Problem to solve:
Scan the data for lines with "值得一提的是" and report the count by itself.

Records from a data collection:
***
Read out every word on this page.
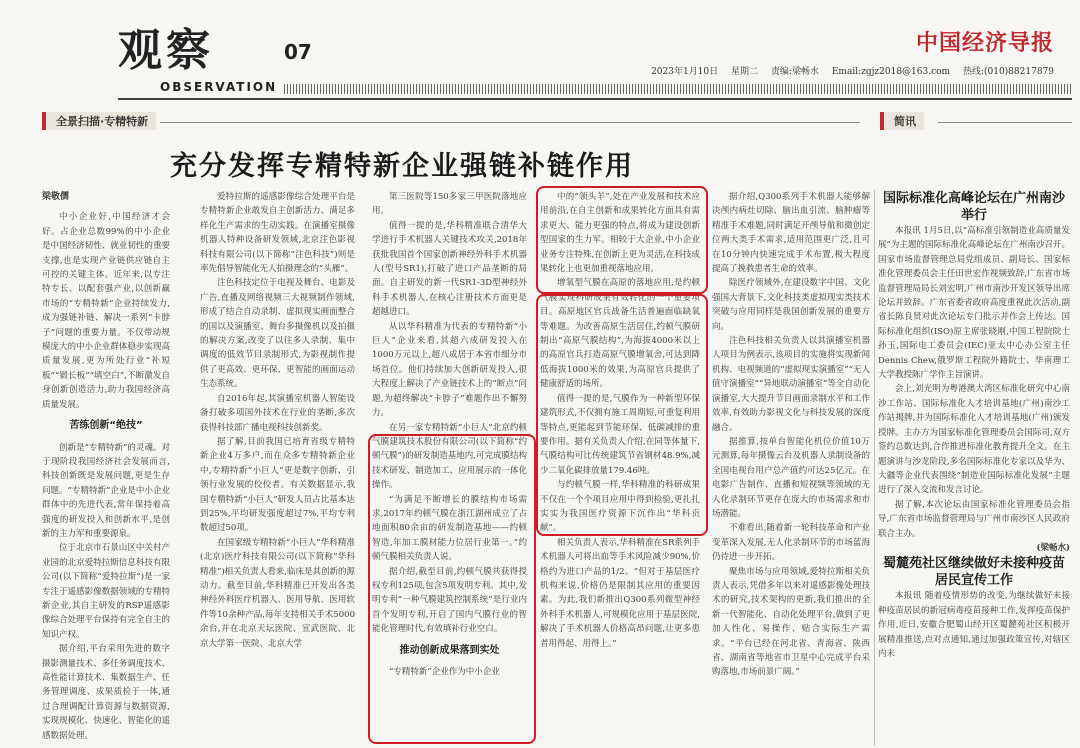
观察	07
OBSERVATION
中国经济导报
2023年1月10日 星期二 责编:梁畅水 Email:zgjz2018@163.com 热线:(010)88217879
全景扫描·专精特新	简讯
充分发挥专精特新企业强链补链作用

梁敬儒

中小企业好,中国经济才会好。占企业总数99%的中小企业是中国经济韧性、就业韧性的重要支撑,也是实现产业链供应链自主可控的关键主体。近年来,以专注特专长、以配套强产业,以创新赢市场的“专精特新”企业持续发力,成为强链补链、解决一系列“卡脖子”问题的重要力量。不仅带动规模庞大的中小企业群体稳步实现高质量发展,更为所处行业“补短板”“锻长板”“填空白”,不断激发自身创新创造活力,助力我国经济高质量发展。

苦练创新“绝技”

创新是“专精特新”的灵魂。对于现阶段我国经济社会发展而言,科技创新既是发展问题,更是生存问题。“专精特新”企业是中小企业群体中的先进代表,常年保持着高强度的研发投入和创新水平,是创新的主力军和重要源泉。

位于北京市石景山区中关村产业园的北京爱特拉斯信息科技有限公司(以下简称“爱特拉斯”)是一家专注于遥感影像数据领域的专精特新企业,其自主研发的RSP遥感影像综合处理平台保持有完全自主的知识产权。

据介绍,平台采用先进的数字摄影测量技术、多任务调度技术、高性能计算技术、集数据生产、任务管理调度、成果质检于一体,通过合理调配计算资源与数据资源,实现规模化、快速化、智能化的遥感数据处理。

爱特拉斯的遥感影像综合处理平台是专精特新企业敢发自主创新活力、满足多样化生产需求的生动实践。在演播室摄像机器人特种设备研发领域,北京注色影视科技有限公司(以下简称“注色科技”)则是率先倡导智能化无人拍摄理念的“头雁”。

注色科技定位于电视及舞台、电影及广告,直播及网络视频三大视频制作领域,形成了结合自动录制、虚拟现实画面整合的国以及演播室、舞台多摄像机以及拍摄的解决方案,改变了以往多人录制、集中调度的低效节目录制形式,为影视制作提供了更高效、更环保、更智能的画面运动生态系统。

自2016年起,其演播室机器人智能设备打破多项国外技术在行业的垄断,多次获得科技部广播电视科技创新奖。

据了解,目前我国已培育省级专精特新企业4万多户,而在众多专精特新企业中,专精特新“小巨人”更是数字创新、引领行业发展的佼佼者。有关数据显示,我国专精特新“小巨人”研发人员占比基本达到25%,平均研发强度超过7%,平均专利数超过50项。

在国家级专精特新“小巨人”华科精准(北京)医疗科技有限公司(以下简称“华科精准”)相关负责人看来,临床是其创新的源动力。截至目前,华科精准已开发出各类神经外科医疗机器人、医用导航、医用软件等10余种产品,每年支持相关手术5000余台,并在北京天坛医院、宣武医院、北京大学第一医院、北京大学

第三医院等150多家三甲医院落地应用。

值得一提的是,华科精准联合清华大学进行手术机器人关键技术攻关,2018年获批我国首个国家创新神经外科手术机器人(型号SR1),打破了进口产品垄断的局面。自主研发的新一代SR1-3D型神经外科手术机器人,在核心注册技术方面更是超越进口。

从以华科精准为代表的专精特新“小巨人”企业来看,其超六成研发投入在1000万元以上,超八成居于本省市细分市场首位。他们持续加大创新研发投入,很大程度上解决了产业链技术上的“断点”问题,为超终解决“卡脖子”难题作出不懈努力。

在另一家专精特新“小巨人”北京约顿气膜建筑技术股份有限公司(以下简称“约顿气膜”)的研发制造基地内,可完成膜结构技术研发、制造加工、应用展示的一体化操作。

“为满足不断增长的膜结构市场需求,2017年约顿气膜在浙江湖州成立了占地面积80余亩的研发制造基地——约顿智造,年加工膜材能力位居行业第一。”约顿气膜相关负责人说。

据介绍,截至目前,约顿气膜共获得授权专利125项,包含5项发明专利。其中,发明专利“一种气膜建筑控制系统”是行业内首个发明专利,开启了国内气膜行业的智能化管理时代,有效填补行业空白。

推动创新成果落到实处

“专精特新”企业作为中小企业

中的“领头羊”,处在产业发展和技术应用前沿,在自主创新和成果转化方面具有需求更大、能力更强的特点,将成为建设创新型国家的生力军。相较于大企业,中小企业业务专注特殊,在创新上更为灵活,在科技成果转化上也更加重视落地应用。

增氧型气膜在高原的落地应用,是约顿气膜实现科研成果有效转化的一个重要项目。高原地区官兵战备生活普遍面临缺氧等难题。为改善高原生活居住,约顿气膜研制出“高原气膜结构”,为海拔4000米以上的高原官兵打造高原气膜增氧舍,可达到降低海拔1000米的效果,为高原官兵提供了健康舒适的场所。

值得一提的是,气膜作为一种新型环保建筑形式,不仅拥有施工周期短,可重复利用等特点,更能起到节能环保、低碳减排的重要作用。据有关负责人介绍,在同等体量下,气膜结构可比传统建筑节省钢材48.9%,减少二氧化碳排放量179.46吨。

与约顿气膜一样,华科精准的科研成果不仅在一个个项目应用中得到检验,更扎扎实实为我国医疗资源下沉作出“华科贡献”。

相关负责人表示,华科精准在SR系列手术机器人可将出血等手术风险减少90%,价格约为进口产品的1/2。“但对于基层医疗机构来说,价格仍是限制其应用的重要因素。为此,我们新推出Q300系列微型神经外科手术机器人,可规模化应用于基层医院,解决了手术机器人价格高昂问题,让更多患者用得起、用得上。”

据介绍,Q300系列手术机器人能够解决颅内病灶切除、脑出血引流、脑肿瘤等精准手术难题,同时满足开颅导航和微创定位两大类手术需求,适用范围更广泛,且可在10分钟内快速完成手术布置,极大程度提高了挽救患者生命的效率。

除医疗领域外,在建设数字中国、文化强国大背景下,文化科技类虚拟现实类技术突破与应用同样是我国创新发展的重要方向。

注色科技相关负责人以其演播室机器人项目为例表示,该项目的实施将实现新闻机构、电视频道的“虚拟现实演播室”“无人值守演播室”“异地联动演播室”等全自动化演播室,大大提升节目画面录制水平和工作效率,有效助力影视文化与科技发展的深度融合。

据推算,按单台智能化机位价值10万元测算,每年摄像云台及机器人录制设备的全国电视台用户总产值约可达25亿元。在电影广告制作、直播和短视频等领域的无人化录制环节更存在庞大的市场需求和市场潜能。

不难看出,随着新一轮科技革命和产业变革深入发展,无人化录制环节的市场蓝海仍待进一步开拓。

聚焦市场与应用领域,爱特拉斯相关负责人表示,凭借多年以来对遥感影像处理技术的研究,技术架构的更新,我们推出的全新一代智能化、自动化处理平台,做到了更加人性化、易操作、贴合实际生产需求。“平台已经在河北省、青海省、陕西省、湖南省等地省市卫星中心完成平台采购落地,市场前景广阔。”

国际标准化高峰论坛在广州南沙举行

本报讯 1月5日,以“高标准引领制造业高质量发展”为主题的国际标准化高峰论坛在广州南沙召开。国家市场监督管理总局党组成员、副局长、国家标准化管理委员会主任田世宏作视频致辞,广东省市场监督管理局局长刘宏明,广州市南沙开发区领导出席论坛并致辞。广东省委省政府高度重视此次活动,副省长陈良贤对此次论坛专门批示并作会上传达。国际标准化组织(ISO)原主席张晓刚,中国工程院院士孙玉,国际电工委员会(IEC)亚太中心办公室主任Dennis Chew,俄罗斯工程院外籍院士、华南理工大学教授陈广学作主旨演讲。

会上,刘光明为粤港澳大湾区标准化研究中心南沙工作站、国际标准化人才培训基地(广州)南沙工作站揭牌,并为国际标准化人才培训基地(广州)颁发授牌。主办方为国家标准化管理委员会国际司,双方签约总数达到,合作推进标准化教育提升全文。在主题演讲与沙龙阶段,多名国际标准化专家以及华为、大疆等企业代表围绕“制造业国际标准化发展”主题进行了深入交流和发言讨论。

据了解,本次论坛由国家标准化管理委员会指导,广东省市场监督管理局与广州市南沙区人民政府联合主办。

(梁畅水)

蜀麓苑社区继续做好未接种疫苗居民宣传工作

本报讯 随着疫情形势的改变,为继续做好未接种疫苗居民的新冠病毒疫苗接种工作,发挥疫苗保护作用,近日,安徽合肥蜀山经开区蜀麓苑社区积极开展精准推送,点对点通知,通过加强政策宣传,对辖区内未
***
Exercise result:
2